▸ AIM:
Faithfully return all lines, omitting every embedded picture.

[Start of EXERCISE MATERIALS]

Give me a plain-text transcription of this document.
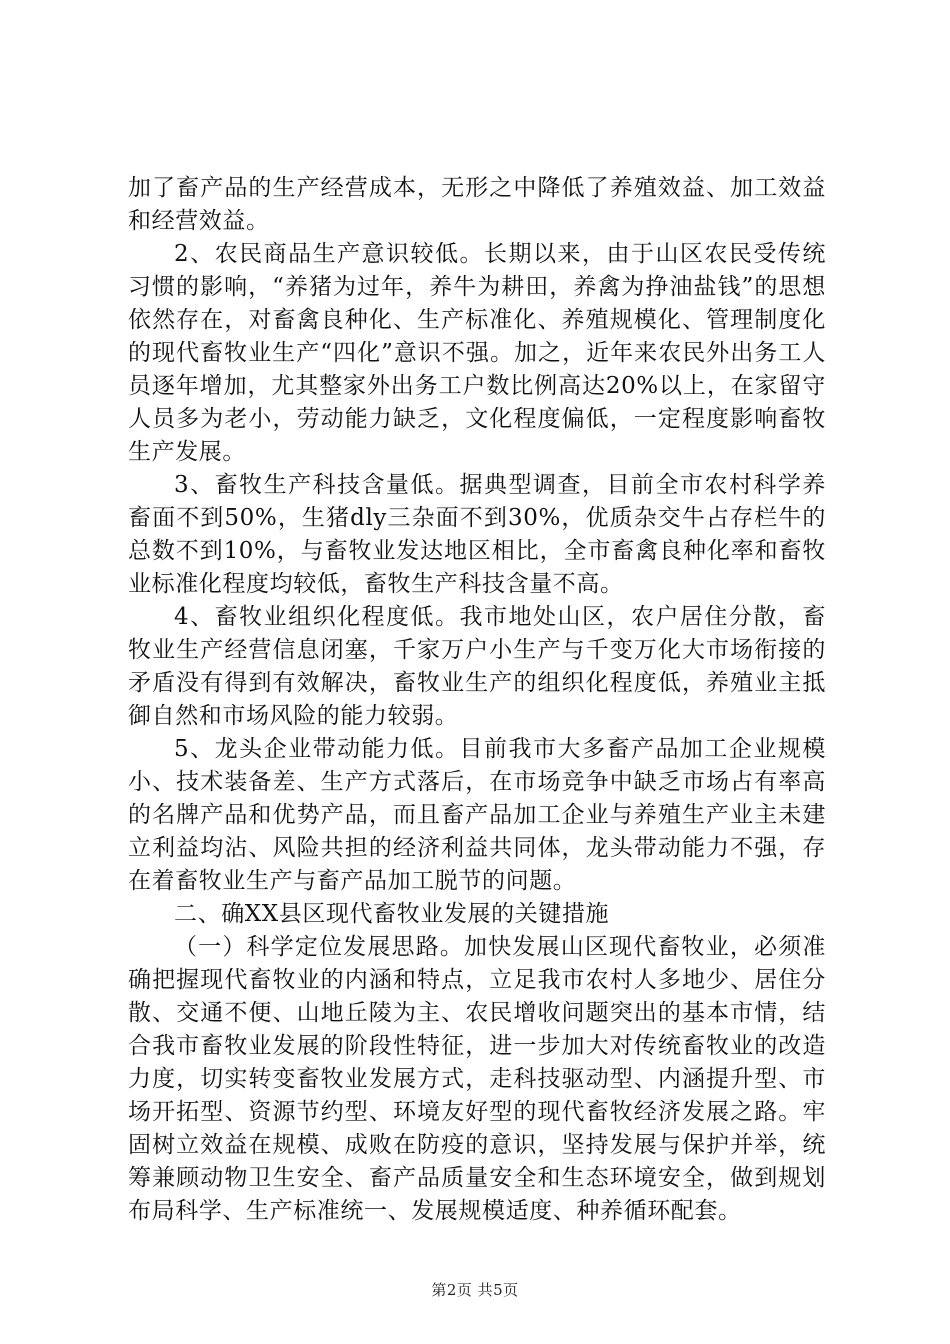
加了畜产品的生产经营成本，无形之中降低了养殖效益、加工效益和经营效益。

2、农民商品生产意识较低。长期以来，由于山区农民受传统习惯的影响，“养猪为过年，养牛为耕田，养禽为挣油盐钱”的思想依然存在，对畜禽良种化、生产标准化、养殖规模化、管理制度化的现代畜牧业生产“四化”意识不强。加之，近年来农民外出务工人员逐年增加，尤其整家外出务工户数比例高达20%以上，在家留守人员多为老小，劳动能力缺乏，文化程度偏低，一定程度影响畜牧生产发展。

3、畜牧生产科技含量低。据典型调查，目前全市农村科学养畜面不到50%，生猪dly三杂面不到30%，优质杂交牛占存栏牛的总数不到10%，与畜牧业发达地区相比，全市畜禽良种化率和畜牧业标准化程度均较低，畜牧生产科技含量不高。

4、畜牧业组织化程度低。我市地处山区，农户居住分散，畜牧业生产经营信息闭塞，千家万户小生产与千变万化大市场衔接的矛盾没有得到有效解决，畜牧业生产的组织化程度低，养殖业主抵御自然和市场风险的能力较弱。

5、龙头企业带动能力低。目前我市大多畜产品加工企业规模小、技术装备差、生产方式落后，在市场竞争中缺乏市场占有率高的名牌产品和优势产品，而且畜产品加工企业与养殖生产业主未建立利益均沾、风险共担的经济利益共同体，龙头带动能力不强，存在着畜牧业生产与畜产品加工脱节的问题。

二、确XX县区现代畜牧业发展的关键措施

（一）科学定位发展思路。加快发展山区现代畜牧业，必须准确把握现代畜牧业的内涵和特点，立足我市农村人多地少、居住分散、交通不便、山地丘陵为主、农民增收问题突出的基本市情，结合我市畜牧业发展的阶段性特征，进一步加大对传统畜牧业的改造力度，切实转变畜牧业发展方式，走科技驱动型、内涵提升型、市场开拓型、资源节约型、环境友好型的现代畜牧经济发展之路。牢固树立效益在规模、成败在防疫的意识，坚持发展与保护并举，统筹兼顾动物卫生安全、畜产品质量安全和生态环境安全，做到规划布局科学、生产标准统一、发展规模适度、种养循环配套。

第2页 共5页
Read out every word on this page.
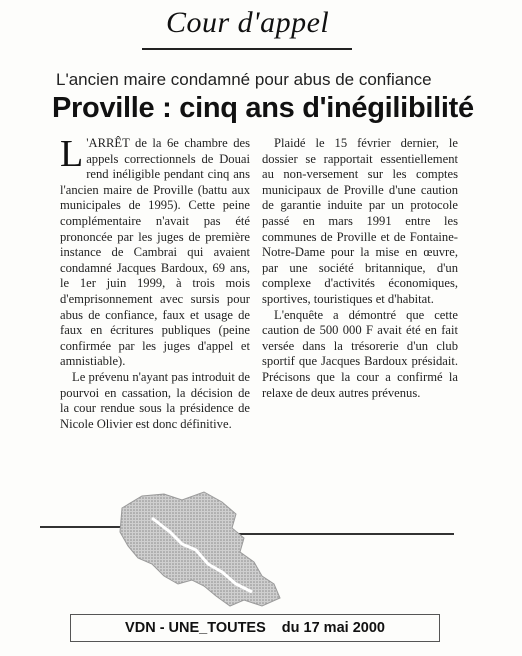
Cour d'appel
L'ancien maire condamné pour abus de confiance
Proville : cinq ans d'inégilibilité

L 'ARRÊT de la 6e chambre des appels correctionnels de Douai rend inéligible pendant cinq ans l'ancien maire de Proville (battu aux municipales de 1995). Cette peine complémentaire n'avait pas été prononcée par les juges de première instance de Cambrai qui avaient condamné Jacques Bardoux, 69 ans, le 1er juin 1999, à trois mois d'emprisonnement avec sursis pour abus de confiance, faux et usage de faux en écritures publiques (peine confirmée par les juges d'appel et amnistiable).

Le prévenu n'ayant pas introduit de pourvoi en cassation, la décision de la cour rendue sous la présidence de Nicole Olivier est donc définitive.

Plaidé le 15 février dernier, le dossier se rapportait essentiellement au non-versement sur les comptes municipaux de Proville d'une caution de garantie induite par un protocole passé en mars 1991 entre les communes de Proville et de Fontaine-Notre-Dame pour la mise en œuvre, par une société britannique, d'un complexe d'activités économiques, sportives, touristiques et d'habitat.

L'enquête a démontré que cette caution de 500 000 F avait été en fait versée dans la trésorerie d'un club sportif que Jacques Bardoux présidait. Précisons que la cour a confirmé la relaxe de deux autres prévenus.

VDN - UNE_TOUTES du 17 mai 2000
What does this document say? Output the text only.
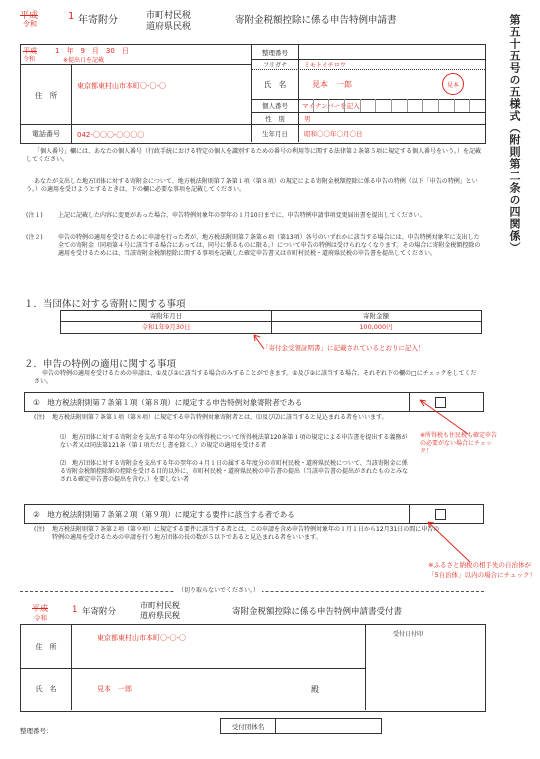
平成
令和
1 年寄附分	市町村民税
道府県民税
寄附金税額控除に係る申告特例申請書	第五十五号の五様式（附則第二条の四関係）
平成
令和
1　年　9　月　30　日
※提出日を記載
住　所
東京都東村山市本町〇-〇-〇
電話番号	042-〇〇〇-〇〇〇〇
整理番号
フリガナ	ミモトイチロウ
氏　名	見本　一郎	見本
個人番号	マイナンバーを記入
性　別	男
生年月日	昭和〇〇年〇月〇日
「個人番号」欄には、あなたの個人番号（行政手続における特定の個人を識別するための番号の利用等に関する法律第２条第５項に規定する個人番号をいう。）を記載してください。
あなたが支出した地方団体に対する寄附金について、地方税法附則第７条第１項（第８項）の規定による寄附金税額控除に係る申告の特例（以下「申告の特例」という。）の適用を受けようとするときは、下の欄に必要な事項を記載してください。
(注１)	上記に記載した内容に変更があった場合、申告特例対象年の翌年の１月10日までに、申告特例申請事項変更届出書を提出してください。
(注２)	申告の特例の適用を受けるために申請を行った者が、地方税法附則第７条第６項（第13項）各号のいずれかに該当する場合には、申告特例対象年に支出した全ての寄附金（同項第４号に該当する場合にあっては、同号に係るものに限る。）について申告の特例は受けられなくなります。その場合に寄附金税額控除の適用を受けるためには、当該寄附金税額控除に関する事項を記載した確定申告書又は市町村民税・道府県民税の申告書を提出してください。
１．当団体に対する寄附に関する事項
寄附年月日	寄附金額
令和1年9月30日	100,000円
「寄付金受領証明書」に記載されているとおりに記入！
２．申告の特例の適用に関する事項
申告の特例の適用を受けるための申請は、①及び②に該当する場合のみすることができます。①及び②に該当する場合、それぞれ下の欄の□にチェックをしてください。
①　地方税法附則第７条第１項（第８項）に規定する申告特例対象寄附者である
(注)	地方税法附則第７条第１項（第８項）に規定する申告特例対象寄附者とは、⑴及び⑵に該当すると見込まれる者をいいます。
⑴　地方団体に対する寄附金を支出する年の年分の所得税について所得税法第120条第１項の規定による申告書を提出する義務がない者又は同法第121条（第１項ただし書を除く。）の規定の適用を受ける者
⑵　地方団体に対する寄附金を支出する年の翌年の４月１日の属する年度分の市町村民税・道府県民税について、当該寄附金に係る寄附金税額控除額の控除を受ける目的以外に、市町村民税・道府県民税の申告書の提出（当該申告書の提出がされたものとみなされる確定申告書の提出を含む。）を要しない者
※所得税も住民税も確定申告の必要がない場合にチェック！
②　地方税法附則第７条第２項（第９項）に規定する要件に該当する者である
(注)	地方税法附則第７条第２項（第９項）に規定する要件に該当する者とは、この申請を含め申告特例対象年の１月１日から12月31日の間に申告の特例の適用を受けるための申請を行う地方団体の長の数が５以下であると見込まれる者をいいます。
※ふるさと納税の相手先の自治体が
「5自治体」以内の場合にチェック！
（切り取らないでください。）
平成
令和
1 年寄附分
市町村民税
道府県民税	寄附金税額控除に係る申告特例申請書受付書
住　所
東京都東村山市本町〇-〇-〇
氏　名	見本　一郎	殿
受付日付印
整理番号：
受付団体名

[End of EXERCISE MATERIALS]

▸ SOLUTION:
Give me a plain-text transcription of this document.
加了畜产品的生产经营成本，无形之中降低了养殖效益、加工效益和经营效益。

2、农民商品生产意识较低。长期以来，由于山区农民受传统习惯的影响，“养猪为过年，养牛为耕田，养禽为挣油盐钱”的思想依然存在，对畜禽良种化、生产标准化、养殖规模化、管理制度化的现代畜牧业生产“四化”意识不强。加之，近年来农民外出务工人员逐年增加，尤其整家外出务工户数比例高达20%以上，在家留守人员多为老小，劳动能力缺乏，文化程度偏低，一定程度影响畜牧生产发展。

3、畜牧生产科技含量低。据典型调查，目前全市农村科学养畜面不到50%，生猪dly三杂面不到30%，优质杂交牛占存栏牛的总数不到10%，与畜牧业发达地区相比，全市畜禽良种化率和畜牧业标准化程度均较低，畜牧生产科技含量不高。

4、畜牧业组织化程度低。我市地处山区，农户居住分散，畜牧业生产经营信息闭塞，千家万户小生产与千变万化大市场衔接的矛盾没有得到有效解决，畜牧业生产的组织化程度低，养殖业主抵御自然和市场风险的能力较弱。

5、龙头企业带动能力低。目前我市大多畜产品加工企业规模小、技术装备差、生产方式落后，在市场竞争中缺乏市场占有率高的名牌产品和优势产品，而且畜产品加工企业与养殖生产业主未建立利益均沾、风险共担的经济利益共同体，龙头带动能力不强，存在着畜牧业生产与畜产品加工脱节的问题。

二、确XX县区现代畜牧业发展的关键措施

（一）科学定位发展思路。加快发展山区现代畜牧业，必须准确把握现代畜牧业的内涵和特点，立足我市农村人多地少、居住分散、交通不便、山地丘陵为主、农民增收问题突出的基本市情，结合我市畜牧业发展的阶段性特征，进一步加大对传统畜牧业的改造力度，切实转变畜牧业发展方式，走科技驱动型、内涵提升型、市场开拓型、资源节约型、环境友好型的现代畜牧经济发展之路。牢固树立效益在规模、成败在防疫的意识，坚持发展与保护并举，统筹兼顾动物卫生安全、畜产品质量安全和生态环境安全，做到规划布局科学、生产标准统一、发展规模适度、种养循环配套。

第2页 共5页
Read out every word on this page.
Cour d'appel
L'ancien maire condamné pour abus de confiance
Proville : cinq ans d'inégilibilité

L 'ARRÊT de la 6e chambre des appels correctionnels de Douai rend inéligible pendant cinq ans l'ancien maire de Proville (battu aux municipales de 1995). Cette peine complémentaire n'avait pas été prononcée par les juges de première instance de Cambrai qui avaient condamné Jacques Bardoux, 69 ans, le 1er juin 1999, à trois mois d'emprisonnement avec sursis pour abus de confiance, faux et usage de faux en écritures publiques (peine confirmée par les juges d'appel et amnistiable).

Le prévenu n'ayant pas introduit de pourvoi en cassation, la décision de la cour rendue sous la présidence de Nicole Olivier est donc définitive.

Plaidé le 15 février dernier, le dossier se rapportait essentiellement au non-versement sur les comptes municipaux de Proville d'une caution de garantie induite par un protocole passé en mars 1991 entre les communes de Proville et de Fontaine-Notre-Dame pour la mise en œuvre, par une société britannique, d'un complexe d'activités économiques, sportives, touristiques et d'habitat.

L'enquête a démontré que cette caution de 500 000 F avait été en fait versée dans la trésorerie d'un club sportif que Jacques Bardoux présidait. Précisons que la cour a confirmé la relaxe de deux autres prévenus.

VDN - UNE_TOUTES du 17 mai 2000
What does this document say? Output the text only.
平成
令和
1 年寄附分	市町村民税
道府県民税
寄附金税額控除に係る申告特例申請書	第五十五号の五様式（附則第二条の四関係）
平成
令和
1　年　9　月　30　日
※提出日を記載
住　所
東京都東村山市本町〇-〇-〇
電話番号	042-〇〇〇-〇〇〇〇
整理番号
フリガナ	ミモトイチロウ
氏　名	見本　一郎	見本
個人番号	マイナンバーを記入
性　別	男
生年月日	昭和〇〇年〇月〇日
「個人番号」欄には、あなたの個人番号（行政手続における特定の個人を識別するための番号の利用等に関する法律第２条第５項に規定する個人番号をいう。）を記載してください。
あなたが支出した地方団体に対する寄附金について、地方税法附則第７条第１項（第８項）の規定による寄附金税額控除に係る申告の特例（以下「申告の特例」という。）の適用を受けようとするときは、下の欄に必要な事項を記載してください。
(注１)	上記に記載した内容に変更があった場合、申告特例対象年の翌年の１月10日までに、申告特例申請事項変更届出書を提出してください。
(注２)	申告の特例の適用を受けるために申請を行った者が、地方税法附則第７条第６項（第13項）各号のいずれかに該当する場合には、申告特例対象年に支出した全ての寄附金（同項第４号に該当する場合にあっては、同号に係るものに限る。）について申告の特例は受けられなくなります。その場合に寄附金税額控除の適用を受けるためには、当該寄附金税額控除に関する事項を記載した確定申告書又は市町村民税・道府県民税の申告書を提出してください。
１．当団体に対する寄附に関する事項
寄附年月日	寄附金額
令和1年9月30日	100,000円
「寄付金受領証明書」に記載されているとおりに記入！
２．申告の特例の適用に関する事項
申告の特例の適用を受けるための申請は、①及び②に該当する場合のみすることができます。①及び②に該当する場合、それぞれ下の欄の□にチェックをしてください。
①　地方税法附則第７条第１項（第８項）に規定する申告特例対象寄附者である
(注)	地方税法附則第７条第１項（第８項）に規定する申告特例対象寄附者とは、⑴及び⑵に該当すると見込まれる者をいいます。
⑴　地方団体に対する寄附金を支出する年の年分の所得税について所得税法第120条第１項の規定による申告書を提出する義務がない者又は同法第121条（第１項ただし書を除く。）の規定の適用を受ける者
⑵　地方団体に対する寄附金を支出する年の翌年の４月１日の属する年度分の市町村民税・道府県民税について、当該寄附金に係る寄附金税額控除額の控除を受ける目的以外に、市町村民税・道府県民税の申告書の提出（当該申告書の提出がされたものとみなされる確定申告書の提出を含む。）を要しない者
※所得税も住民税も確定申告の必要がない場合にチェック！
②　地方税法附則第７条第２項（第９項）に規定する要件に該当する者である
(注)	地方税法附則第７条第２項（第９項）に規定する要件に該当する者とは、この申請を含め申告特例対象年の１月１日から12月31日の間に申告の特例の適用を受けるための申請を行う地方団体の長の数が５以下であると見込まれる者をいいます。
※ふるさと納税の相手先の自治体が
「5自治体」以内の場合にチェック！
（切り取らないでください。）
平成
令和
1 年寄附分
市町村民税
道府県民税	寄附金税額控除に係る申告特例申請書受付書
住　所
東京都東村山市本町〇-〇-〇
氏　名	見本　一郎	殿
受付日付印
整理番号：
受付団体名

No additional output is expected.